O GADvS – Grupo de Advogados pela Diversidade Sexual e de Gênero acaba de oficiar o Ministério Público do Estado de Rondônia, solicitando que tome providências civis e penais contra o docente Samuel Milet. Isso porque o grupo considera que referido professor, durante sua aula, proferiu discurso de ódio contra lésbicas e possível crime de incitação ao crime de violência contra mulheres transexuais que usem o banheiro feminino. Solicitou-se, assim, a propositura de ação civil pública por danos morais coletivos contra a população LGBT, bem como de ação penal por crime de incitação ao crime, neste segundo caso pela fala segundo a qual quebraria de porrada (SIC) alguma mulher transexual (por ele tratada no masculino…) que eventualmente usasse o banheiro feminino se este estivesse sendo usado por sua esposa… Uma fala no mínimo irresponsável que o GADvS entende que tem o condão de incitar a violência contra mulheres transexuais.

(Listagem de dados)

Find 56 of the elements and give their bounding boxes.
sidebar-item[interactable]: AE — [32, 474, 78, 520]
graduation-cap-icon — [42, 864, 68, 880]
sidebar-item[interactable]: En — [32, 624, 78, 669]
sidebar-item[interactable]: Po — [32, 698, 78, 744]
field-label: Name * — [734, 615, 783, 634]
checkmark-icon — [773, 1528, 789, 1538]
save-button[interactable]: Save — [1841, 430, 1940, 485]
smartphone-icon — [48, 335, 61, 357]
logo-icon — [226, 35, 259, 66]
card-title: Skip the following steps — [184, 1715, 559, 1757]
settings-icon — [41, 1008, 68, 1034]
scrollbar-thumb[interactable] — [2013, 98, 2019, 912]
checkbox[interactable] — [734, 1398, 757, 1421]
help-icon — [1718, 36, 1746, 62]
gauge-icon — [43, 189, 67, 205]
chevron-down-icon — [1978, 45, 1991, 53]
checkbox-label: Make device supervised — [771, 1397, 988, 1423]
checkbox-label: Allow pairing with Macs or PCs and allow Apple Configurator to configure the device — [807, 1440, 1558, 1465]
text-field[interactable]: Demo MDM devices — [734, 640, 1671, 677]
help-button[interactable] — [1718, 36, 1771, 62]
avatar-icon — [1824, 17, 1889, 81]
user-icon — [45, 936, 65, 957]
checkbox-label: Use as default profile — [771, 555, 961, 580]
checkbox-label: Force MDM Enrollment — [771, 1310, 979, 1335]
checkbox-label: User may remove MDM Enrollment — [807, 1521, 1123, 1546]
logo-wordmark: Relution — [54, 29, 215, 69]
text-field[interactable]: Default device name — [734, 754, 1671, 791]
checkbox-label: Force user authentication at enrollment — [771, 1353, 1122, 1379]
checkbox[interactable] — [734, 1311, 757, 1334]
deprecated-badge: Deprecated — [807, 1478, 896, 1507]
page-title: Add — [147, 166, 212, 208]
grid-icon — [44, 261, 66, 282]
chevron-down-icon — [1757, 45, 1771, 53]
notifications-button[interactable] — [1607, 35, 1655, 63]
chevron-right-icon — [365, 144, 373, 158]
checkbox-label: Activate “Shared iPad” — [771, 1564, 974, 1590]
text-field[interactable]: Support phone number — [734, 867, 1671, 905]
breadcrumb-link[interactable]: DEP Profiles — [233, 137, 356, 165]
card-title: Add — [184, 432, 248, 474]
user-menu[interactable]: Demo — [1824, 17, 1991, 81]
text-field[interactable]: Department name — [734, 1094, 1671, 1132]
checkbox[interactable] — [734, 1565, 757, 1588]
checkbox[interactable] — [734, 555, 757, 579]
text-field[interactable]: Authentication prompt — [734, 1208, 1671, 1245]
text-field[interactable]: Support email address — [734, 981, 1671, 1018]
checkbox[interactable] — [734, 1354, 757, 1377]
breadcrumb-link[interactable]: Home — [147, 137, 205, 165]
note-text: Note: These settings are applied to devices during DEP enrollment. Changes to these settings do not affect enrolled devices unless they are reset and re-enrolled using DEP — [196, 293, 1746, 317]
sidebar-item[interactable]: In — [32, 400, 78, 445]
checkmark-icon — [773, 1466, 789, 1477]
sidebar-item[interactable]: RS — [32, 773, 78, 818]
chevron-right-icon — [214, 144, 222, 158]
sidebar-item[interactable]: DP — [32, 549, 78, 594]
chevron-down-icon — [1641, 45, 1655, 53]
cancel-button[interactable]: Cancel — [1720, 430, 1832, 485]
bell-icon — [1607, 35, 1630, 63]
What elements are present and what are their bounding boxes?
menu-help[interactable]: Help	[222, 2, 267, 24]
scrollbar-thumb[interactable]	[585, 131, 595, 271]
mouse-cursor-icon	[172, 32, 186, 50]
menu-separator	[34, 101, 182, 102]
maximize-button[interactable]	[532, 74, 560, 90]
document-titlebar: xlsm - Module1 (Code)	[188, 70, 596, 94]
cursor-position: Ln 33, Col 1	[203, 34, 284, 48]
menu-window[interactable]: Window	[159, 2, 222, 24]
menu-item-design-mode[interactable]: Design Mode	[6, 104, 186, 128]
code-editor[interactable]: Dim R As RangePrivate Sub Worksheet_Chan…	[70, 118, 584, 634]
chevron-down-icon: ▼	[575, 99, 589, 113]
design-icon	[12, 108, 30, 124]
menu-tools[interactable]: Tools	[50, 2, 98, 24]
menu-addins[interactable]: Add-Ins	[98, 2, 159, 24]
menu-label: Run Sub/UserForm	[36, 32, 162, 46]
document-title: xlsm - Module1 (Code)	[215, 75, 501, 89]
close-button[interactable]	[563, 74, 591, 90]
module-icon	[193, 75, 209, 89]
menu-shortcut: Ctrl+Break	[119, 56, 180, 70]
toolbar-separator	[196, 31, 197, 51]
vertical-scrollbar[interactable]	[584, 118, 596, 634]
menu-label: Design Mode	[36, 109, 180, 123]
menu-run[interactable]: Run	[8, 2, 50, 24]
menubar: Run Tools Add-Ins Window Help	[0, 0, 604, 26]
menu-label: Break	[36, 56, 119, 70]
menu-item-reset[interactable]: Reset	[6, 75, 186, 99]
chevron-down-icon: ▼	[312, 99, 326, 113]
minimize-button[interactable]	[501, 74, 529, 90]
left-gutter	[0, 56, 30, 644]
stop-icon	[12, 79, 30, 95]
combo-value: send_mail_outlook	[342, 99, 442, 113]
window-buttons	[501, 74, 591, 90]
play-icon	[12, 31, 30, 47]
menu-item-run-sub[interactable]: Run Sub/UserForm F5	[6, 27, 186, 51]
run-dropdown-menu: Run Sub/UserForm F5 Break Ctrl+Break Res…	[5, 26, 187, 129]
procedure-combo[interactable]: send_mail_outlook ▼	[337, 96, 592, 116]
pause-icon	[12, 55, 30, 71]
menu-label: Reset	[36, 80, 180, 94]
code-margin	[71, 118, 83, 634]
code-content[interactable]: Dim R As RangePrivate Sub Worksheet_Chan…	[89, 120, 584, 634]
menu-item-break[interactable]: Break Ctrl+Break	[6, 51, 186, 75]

## Conjunto de tarefas:
a) Imprima, sem mudar nada, o texto completo sobre o ofício do GADvS ao Ministério Público de Rondônia.
b) Apresente fielmente as linhas da listagem de dados que vão do começo da listagem até a linha que contém "field-label: Name * — [734, 615, 783, 634]", incluindo essa linha. Não inclua mais nenhuma linha.

## As respostas:
a)
O GADvS – Grupo de Advogados pela Diversidade Sexual e de Gênero acaba de oficiar o Ministério Público do Estado de Rondônia, solicitando que tome providências civis e penais contra o docente Samuel Milet. Isso porque o grupo considera que referido professor, durante sua aula, proferiu discurso de ódio contra lésbicas e possível crime de incitação ao crime de violência contra mulheres transexuais que usem o banheiro feminino. Solicitou-se, assim, a propositura de ação civil pública por danos morais coletivos contra a população LGBT, bem como de ação penal por crime de incitação ao crime, neste segundo caso pela fala segundo a qual quebraria de porrada (SIC) alguma mulher transexual (por ele tratada no masculino…) que eventualmente usasse o banheiro feminino se este estivesse sendo usado por sua esposa… Uma fala no mínimo irresponsável que o GADvS entende que tem o condão de incitar a violência contra mulheres transexuais.

b)
Find 56 of the elements and give their bounding boxes.
sidebar-item[interactable]: AE — [32, 474, 78, 520]
graduation-cap-icon — [42, 864, 68, 880]
sidebar-item[interactable]: En — [32, 624, 78, 669]
sidebar-item[interactable]: Po — [32, 698, 78, 744]
field-label: Name * — [734, 615, 783, 634]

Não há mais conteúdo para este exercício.